[Entries start]

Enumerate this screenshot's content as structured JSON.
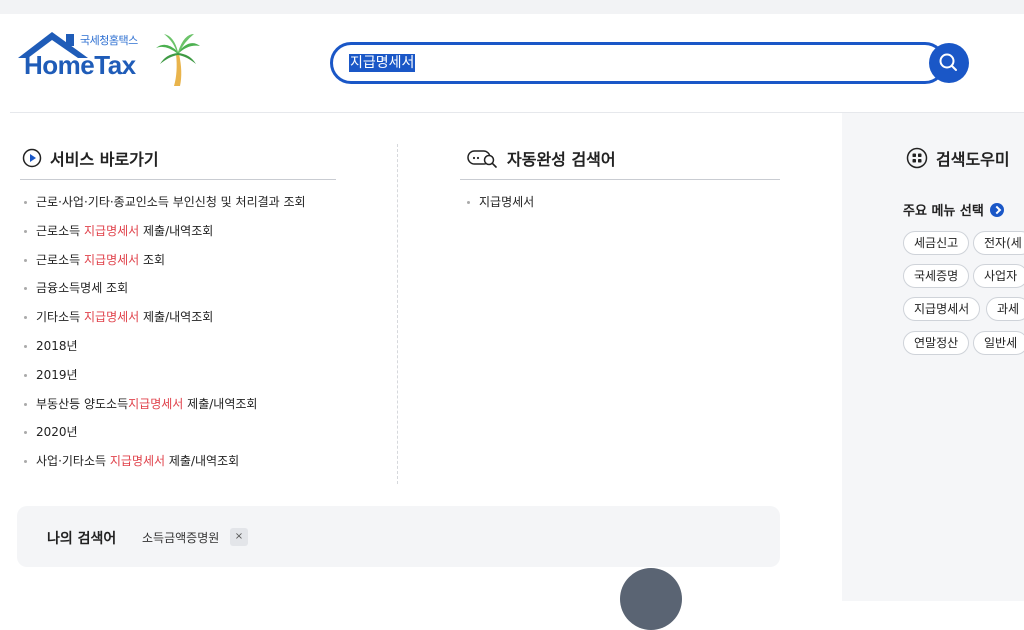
{
  "header": {
    "logo_sub": "국세청홈택스",
    "logo_main": "HomeTax"
  },
  "search": {
    "value": "지급명세서",
    "button_icon": "search-icon"
  },
  "service": {
    "title": "서비스 바로가기",
    "items": [
      {
        "pre": "근로·사업·기타·종교인소득 부인신청 및 처리결과 조회",
        "hl": "",
        "post": ""
      },
      {
        "pre": "근로소득 ",
        "hl": "지급명세서",
        "post": " 제출/내역조회"
      },
      {
        "pre": "근로소득 ",
        "hl": "지급명세서",
        "post": " 조회"
      },
      {
        "pre": "금융소득명세 조회",
        "hl": "",
        "post": ""
      },
      {
        "pre": "기타소득 ",
        "hl": "지급명세서",
        "post": " 제출/내역조회"
      },
      {
        "pre": "2018년",
        "hl": "",
        "post": ""
      },
      {
        "pre": "2019년",
        "hl": "",
        "post": ""
      },
      {
        "pre": "부동산등 양도소득",
        "hl": "지급명세서",
        "post": " 제출/내역조회"
      },
      {
        "pre": "2020년",
        "hl": "",
        "post": ""
      },
      {
        "pre": "사업·기타소득 ",
        "hl": "지급명세서",
        "post": " 제출/내역조회"
      }
    ]
  },
  "autocomplete": {
    "title": "자동완성 검색어",
    "items": [
      "지급명세서"
    ]
  },
  "help": {
    "title": "검색도우미",
    "menu_select": "주요 메뉴 선택",
    "chips": [
      "세금신고",
      "전자(세",
      "국세증명",
      "사업자",
      "지급명세서",
      "과세",
      "연말정산",
      "일반세"
    ]
  },
  "my_search": {
    "label": "나의 검색어",
    "items": [
      "소득금액증명원"
    ],
    "remove": "×"
  },
  "colors": {
    "brand": "#1a57c7",
    "highlight": "#e0424b"
  }
}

[Entries end]

Work instructions: Leave the pictures out, and transcribe each of the records exactly.

Solution for this exercise:
Enumerate this screenshot's content as structured JSON.
{
  "header": {
    "logo_sub": "국세청홈택스",
    "logo_main": "HomeTax"
  },
  "search": {
    "value": "지급명세서",
    "button_icon": "search-icon"
  },
  "service": {
    "title": "서비스 바로가기",
    "items": [
      {
        "pre": "근로·사업·기타·종교인소득 부인신청 및 처리결과 조회",
        "hl": "",
        "post": ""
      },
      {
        "pre": "근로소득 ",
        "hl": "지급명세서",
        "post": " 제출/내역조회"
      },
      {
        "pre": "근로소득 ",
        "hl": "지급명세서",
        "post": " 조회"
      },
      {
        "pre": "금융소득명세 조회",
        "hl": "",
        "post": ""
      },
      {
        "pre": "기타소득 ",
        "hl": "지급명세서",
        "post": " 제출/내역조회"
      },
      {
        "pre": "2018년",
        "hl": "",
        "post": ""
      },
      {
        "pre": "2019년",
        "hl": "",
        "post": ""
      },
      {
        "pre": "부동산등 양도소득",
        "hl": "지급명세서",
        "post": " 제출/내역조회"
      },
      {
        "pre": "2020년",
        "hl": "",
        "post": ""
      },
      {
        "pre": "사업·기타소득 ",
        "hl": "지급명세서",
        "post": " 제출/내역조회"
      }
    ]
  },
  "autocomplete": {
    "title": "자동완성 검색어",
    "items": [
      "지급명세서"
    ]
  },
  "help": {
    "title": "검색도우미",
    "menu_select": "주요 메뉴 선택",
    "chips": [
      "세금신고",
      "전자(세",
      "국세증명",
      "사업자",
      "지급명세서",
      "과세",
      "연말정산",
      "일반세"
    ]
  },
  "my_search": {
    "label": "나의 검색어",
    "items": [
      "소득금액증명원"
    ],
    "remove": "×"
  },
  "colors": {
    "brand": "#1a57c7",
    "highlight": "#e0424b"
  }
}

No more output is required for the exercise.